→ Given instruction:
Leave out the images; return the rest of the data exactly.

→ Stored records:

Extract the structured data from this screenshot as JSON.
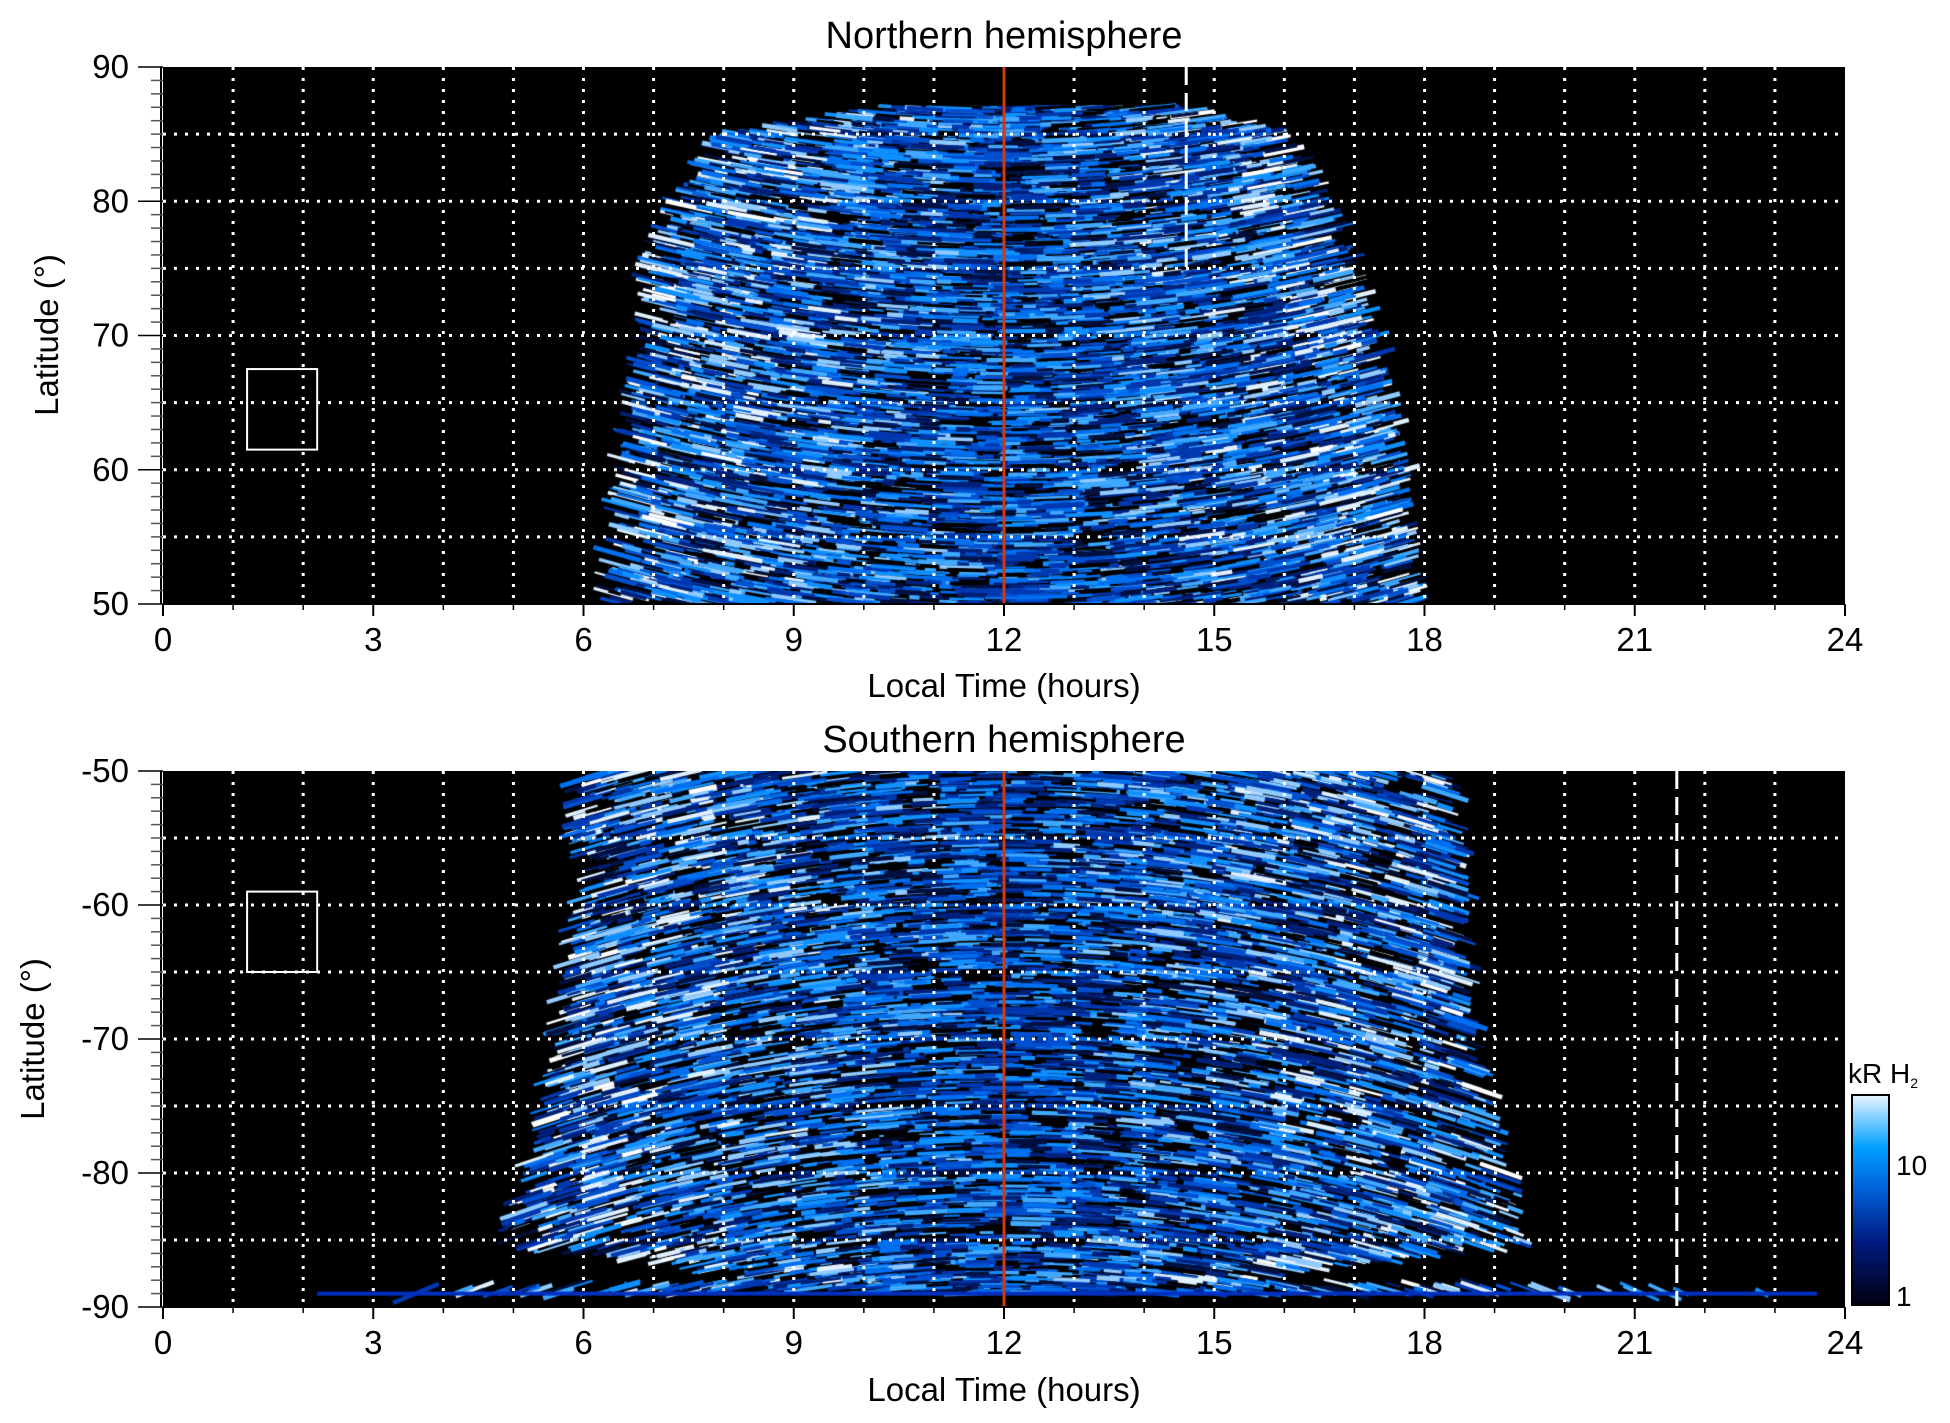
{
  "chart_data": [
    {
      "type": "heatmap",
      "title": "Northern hemisphere",
      "xlabel": "Local Time (hours)",
      "ylabel": "Latitude (°)",
      "xlim": [
        0,
        24
      ],
      "ylim": [
        50,
        90
      ],
      "xticks": [
        "0",
        "3",
        "6",
        "9",
        "12",
        "15",
        "18",
        "21",
        "24"
      ],
      "yticks": [
        "50",
        "60",
        "70",
        "80",
        "90"
      ],
      "grid": true,
      "grid_x_step": 1,
      "grid_y_step": 5,
      "emission_extent": [
        [
          50,
          6.4,
          17.8
        ],
        [
          60,
          6.6,
          17.6
        ],
        [
          70,
          6.9,
          17.2
        ],
        [
          75,
          7.0,
          16.9
        ],
        [
          80,
          7.4,
          16.5
        ],
        [
          85,
          8.1,
          15.9
        ],
        [
          87,
          10.3,
          14.4
        ]
      ],
      "annotations": {
        "noon_line": {
          "local_time": 12,
          "color": "#d4380d"
        },
        "dashed_line": {
          "local_time": 14.6,
          "color": "#ffffff",
          "lat_range": [
            75,
            90
          ]
        },
        "box": {
          "local_time": [
            1.2,
            2.2
          ],
          "latitude": [
            61.5,
            67.5
          ],
          "color": "#ffffff"
        }
      }
    },
    {
      "type": "heatmap",
      "title": "Southern hemisphere",
      "xlabel": "Local Time (hours)",
      "ylabel": "Latitude (°)",
      "xlim": [
        0,
        24
      ],
      "ylim": [
        -90,
        -50
      ],
      "xticks": [
        "0",
        "3",
        "6",
        "9",
        "12",
        "15",
        "18",
        "21",
        "24"
      ],
      "yticks": [
        "-90",
        "-80",
        "-70",
        "-60",
        "-50"
      ],
      "grid": true,
      "grid_x_step": 1,
      "grid_y_step": 5,
      "emission_extent": [
        [
          -50,
          6.0,
          18.3
        ],
        [
          -60,
          5.9,
          18.5
        ],
        [
          -70,
          5.7,
          18.6
        ],
        [
          -80,
          5.2,
          19.1
        ],
        [
          -85,
          4.9,
          19.5
        ],
        [
          -88,
          9.0,
          15.0
        ],
        [
          -89,
          2.2,
          23.6
        ]
      ],
      "annotations": {
        "noon_line": {
          "local_time": 12,
          "color": "#d4380d"
        },
        "dashed_line": {
          "local_time": 21.6,
          "color": "#ffffff",
          "lat_range": [
            -90,
            -50
          ]
        },
        "box": {
          "local_time": [
            1.2,
            2.2
          ],
          "latitude": [
            -65,
            -59
          ],
          "color": "#ffffff"
        }
      }
    }
  ],
  "colorbar": {
    "label": "kR H",
    "label_sub": "2",
    "scale": "log",
    "range": [
      1,
      30
    ],
    "ticks": [
      "1",
      "10"
    ],
    "colors": [
      "#000010",
      "#001a80",
      "#0060d8",
      "#00a0ff",
      "#e8f4ff"
    ]
  }
}
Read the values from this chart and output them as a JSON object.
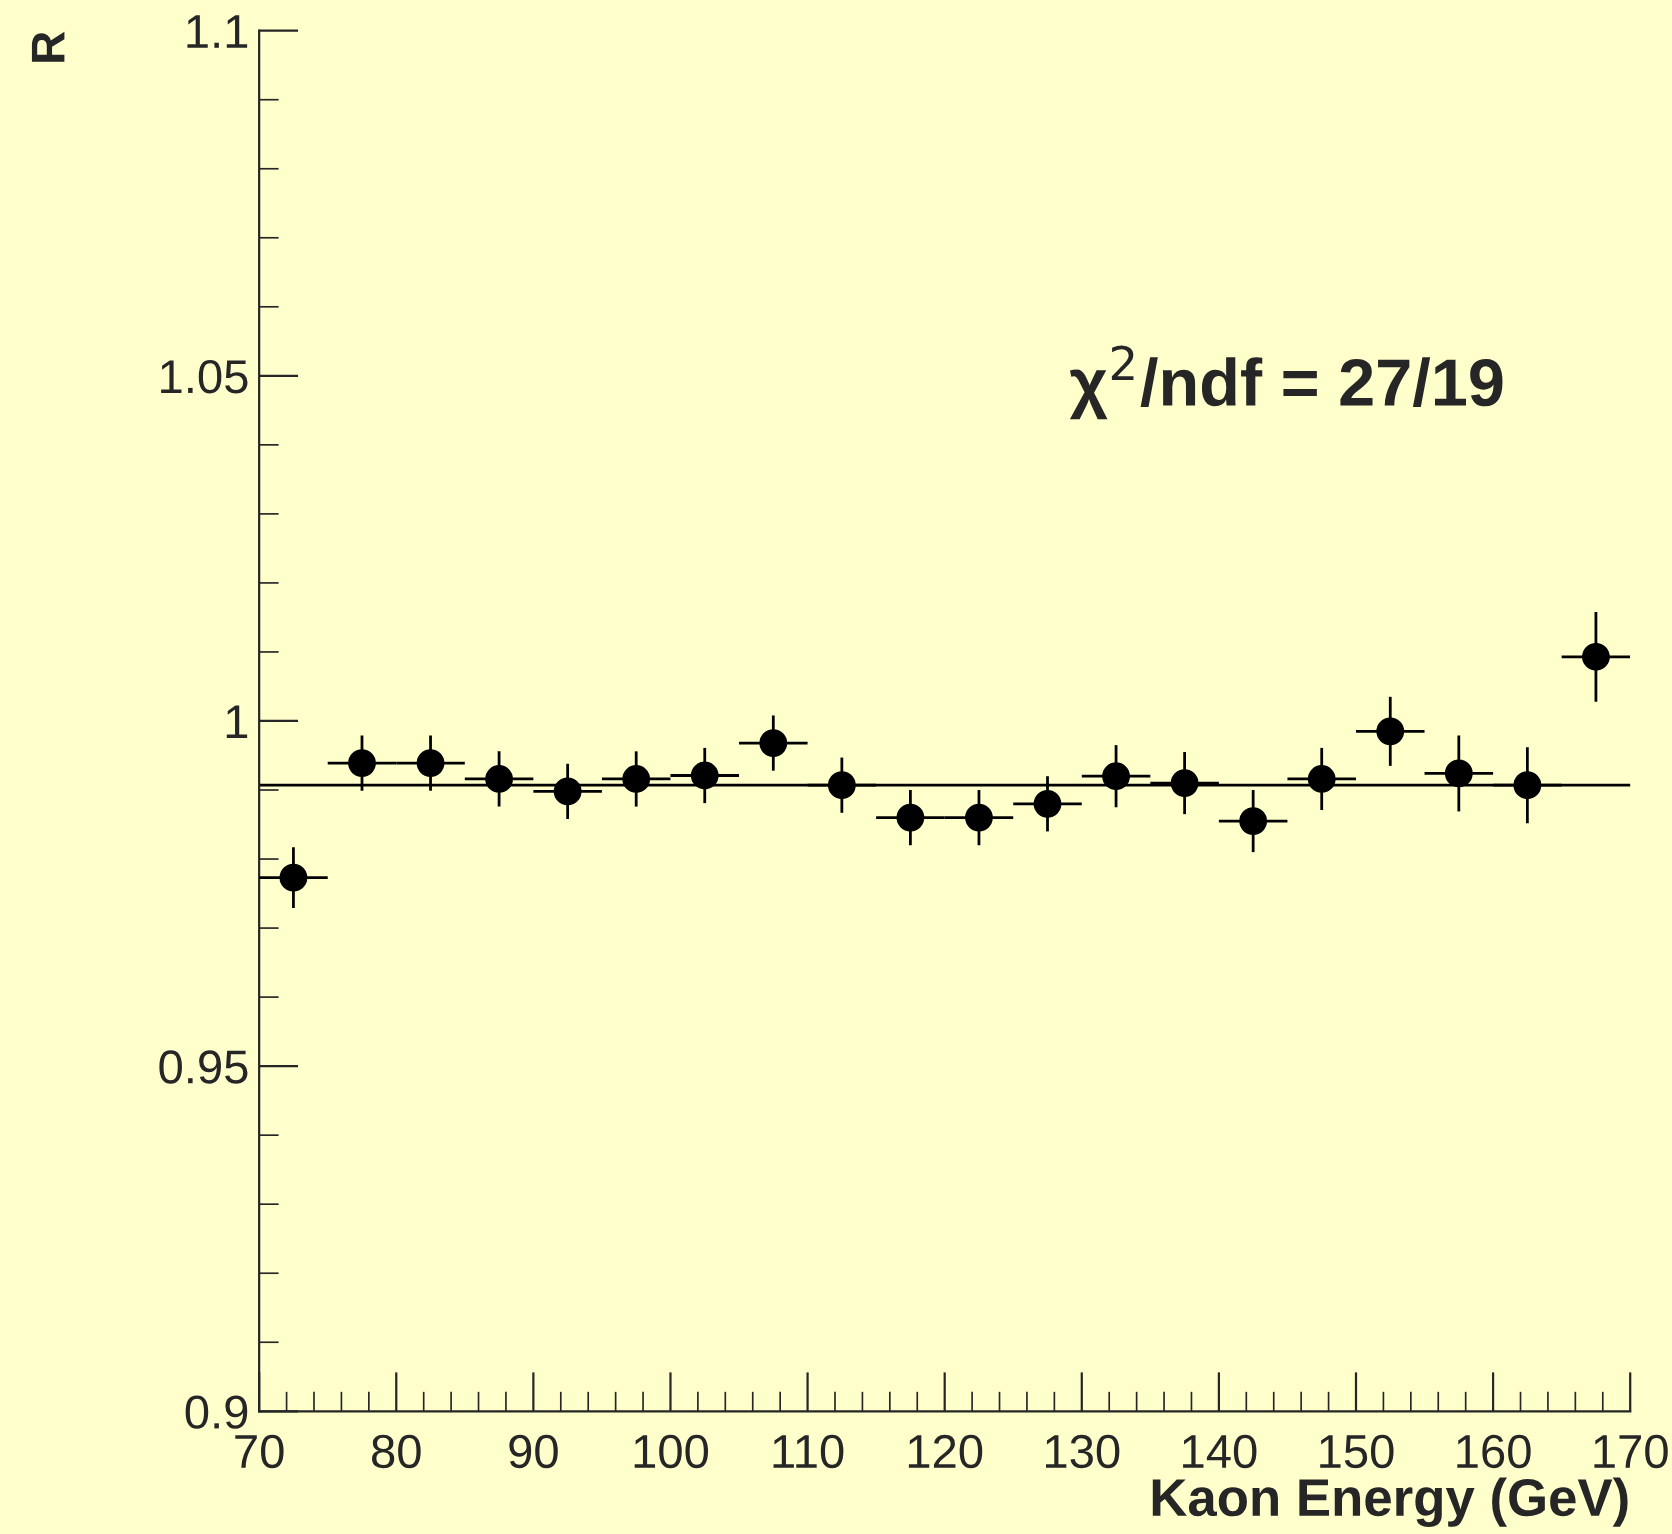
{
  "chart_data": {
    "type": "scatter",
    "xlabel": "Kaon Energy (GeV)",
    "ylabel": "R",
    "x": [
      72.5,
      77.5,
      82.5,
      87.5,
      92.5,
      97.5,
      102.5,
      107.5,
      112.5,
      117.5,
      122.5,
      127.5,
      132.5,
      137.5,
      142.5,
      147.5,
      152.5,
      157.5,
      162.5,
      167.5
    ],
    "series": [
      {
        "color": "#000000",
        "values": [
          0.9773,
          0.9939,
          0.9939,
          0.9916,
          0.9898,
          0.9916,
          0.9921,
          0.9968,
          0.9907,
          0.986,
          0.986,
          0.988,
          0.992,
          0.991,
          0.9855,
          0.9916,
          0.9985,
          0.9924,
          0.9907,
          1.0093
        ],
        "errors": [
          0.0044,
          0.004,
          0.004,
          0.004,
          0.004,
          0.004,
          0.004,
          0.004,
          0.004,
          0.004,
          0.004,
          0.004,
          0.0045,
          0.0045,
          0.0045,
          0.0045,
          0.005,
          0.0055,
          0.0055,
          0.0065
        ],
        "xerrors": [
          2.5,
          2.5,
          2.5,
          2.5,
          2.5,
          2.5,
          2.5,
          2.5,
          2.5,
          2.5,
          2.5,
          2.5,
          2.5,
          2.5,
          2.5,
          2.5,
          2.5,
          2.5,
          2.5,
          2.5
        ]
      }
    ],
    "marker": "circle",
    "ref_lines": [
      {
        "axis": "y",
        "value": 0.9907,
        "color": "#000000"
      }
    ],
    "annotations": [
      "χ$^{2}$/ndf = 27/19"
    ],
    "xlim": [
      70,
      170
    ],
    "xticks": [
      70,
      80,
      90,
      100,
      110,
      120,
      130,
      140,
      150,
      160,
      170
    ],
    "ylim": [
      0.9,
      1.1
    ],
    "yticks": [
      0.9,
      0.95,
      1,
      1.05,
      1.1
    ],
    "grid": false,
    "legend": false
  }
}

→ Completed task:
Extract the structured data from this screenshot as JSON.
{
  "chart_data": [
    {
      "type": "heatmap",
      "title": "Northern hemisphere",
      "xlabel": "Local Time (hours)",
      "ylabel": "Latitude (°)",
      "xlim": [
        0,
        24
      ],
      "ylim": [
        50,
        90
      ],
      "xticks": [
        "0",
        "3",
        "6",
        "9",
        "12",
        "15",
        "18",
        "21",
        "24"
      ],
      "yticks": [
        "50",
        "60",
        "70",
        "80",
        "90"
      ],
      "grid": true,
      "grid_x_step": 1,
      "grid_y_step": 5,
      "emission_extent": [
        [
          50,
          6.4,
          17.8
        ],
        [
          60,
          6.6,
          17.6
        ],
        [
          70,
          6.9,
          17.2
        ],
        [
          75,
          7.0,
          16.9
        ],
        [
          80,
          7.4,
          16.5
        ],
        [
          85,
          8.1,
          15.9
        ],
        [
          87,
          10.3,
          14.4
        ]
      ],
      "annotations": {
        "noon_line": {
          "local_time": 12,
          "color": "#d4380d"
        },
        "dashed_line": {
          "local_time": 14.6,
          "color": "#ffffff",
          "lat_range": [
            75,
            90
          ]
        },
        "box": {
          "local_time": [
            1.2,
            2.2
          ],
          "latitude": [
            61.5,
            67.5
          ],
          "color": "#ffffff"
        }
      }
    },
    {
      "type": "heatmap",
      "title": "Southern hemisphere",
      "xlabel": "Local Time (hours)",
      "ylabel": "Latitude (°)",
      "xlim": [
        0,
        24
      ],
      "ylim": [
        -90,
        -50
      ],
      "xticks": [
        "0",
        "3",
        "6",
        "9",
        "12",
        "15",
        "18",
        "21",
        "24"
      ],
      "yticks": [
        "-90",
        "-80",
        "-70",
        "-60",
        "-50"
      ],
      "grid": true,
      "grid_x_step": 1,
      "grid_y_step": 5,
      "emission_extent": [
        [
          -50,
          6.0,
          18.3
        ],
        [
          -60,
          5.9,
          18.5
        ],
        [
          -70,
          5.7,
          18.6
        ],
        [
          -80,
          5.2,
          19.1
        ],
        [
          -85,
          4.9,
          19.5
        ],
        [
          -88,
          9.0,
          15.0
        ],
        [
          -89,
          2.2,
          23.6
        ]
      ],
      "annotations": {
        "noon_line": {
          "local_time": 12,
          "color": "#d4380d"
        },
        "dashed_line": {
          "local_time": 21.6,
          "color": "#ffffff",
          "lat_range": [
            -90,
            -50
          ]
        },
        "box": {
          "local_time": [
            1.2,
            2.2
          ],
          "latitude": [
            -65,
            -59
          ],
          "color": "#ffffff"
        }
      }
    }
  ],
  "colorbar": {
    "label": "kR H",
    "label_sub": "2",
    "scale": "log",
    "range": [
      1,
      30
    ],
    "ticks": [
      "1",
      "10"
    ],
    "colors": [
      "#000010",
      "#001a80",
      "#0060d8",
      "#00a0ff",
      "#e8f4ff"
    ]
  }
}
Read the values from this chart and output them as a JSON object.
{
  "chart_data": {
    "type": "scatter",
    "xlabel": "Kaon Energy (GeV)",
    "ylabel": "R",
    "x": [
      72.5,
      77.5,
      82.5,
      87.5,
      92.5,
      97.5,
      102.5,
      107.5,
      112.5,
      117.5,
      122.5,
      127.5,
      132.5,
      137.5,
      142.5,
      147.5,
      152.5,
      157.5,
      162.5,
      167.5
    ],
    "series": [
      {
        "color": "#000000",
        "values": [
          0.9773,
          0.9939,
          0.9939,
          0.9916,
          0.9898,
          0.9916,
          0.9921,
          0.9968,
          0.9907,
          0.986,
          0.986,
          0.988,
          0.992,
          0.991,
          0.9855,
          0.9916,
          0.9985,
          0.9924,
          0.9907,
          1.0093
        ],
        "errors": [
          0.0044,
          0.004,
          0.004,
          0.004,
          0.004,
          0.004,
          0.004,
          0.004,
          0.004,
          0.004,
          0.004,
          0.004,
          0.0045,
          0.0045,
          0.0045,
          0.0045,
          0.005,
          0.0055,
          0.0055,
          0.0065
        ],
        "xerrors": [
          2.5,
          2.5,
          2.5,
          2.5,
          2.5,
          2.5,
          2.5,
          2.5,
          2.5,
          2.5,
          2.5,
          2.5,
          2.5,
          2.5,
          2.5,
          2.5,
          2.5,
          2.5,
          2.5,
          2.5
        ]
      }
    ],
    "marker": "circle",
    "ref_lines": [
      {
        "axis": "y",
        "value": 0.9907,
        "color": "#000000"
      }
    ],
    "annotations": [
      "χ$^{2}$/ndf = 27/19"
    ],
    "xlim": [
      70,
      170
    ],
    "xticks": [
      70,
      80,
      90,
      100,
      110,
      120,
      130,
      140,
      150,
      160,
      170
    ],
    "ylim": [
      0.9,
      1.1
    ],
    "yticks": [
      0.9,
      0.95,
      1,
      1.05,
      1.1
    ],
    "grid": false,
    "legend": false
  }
}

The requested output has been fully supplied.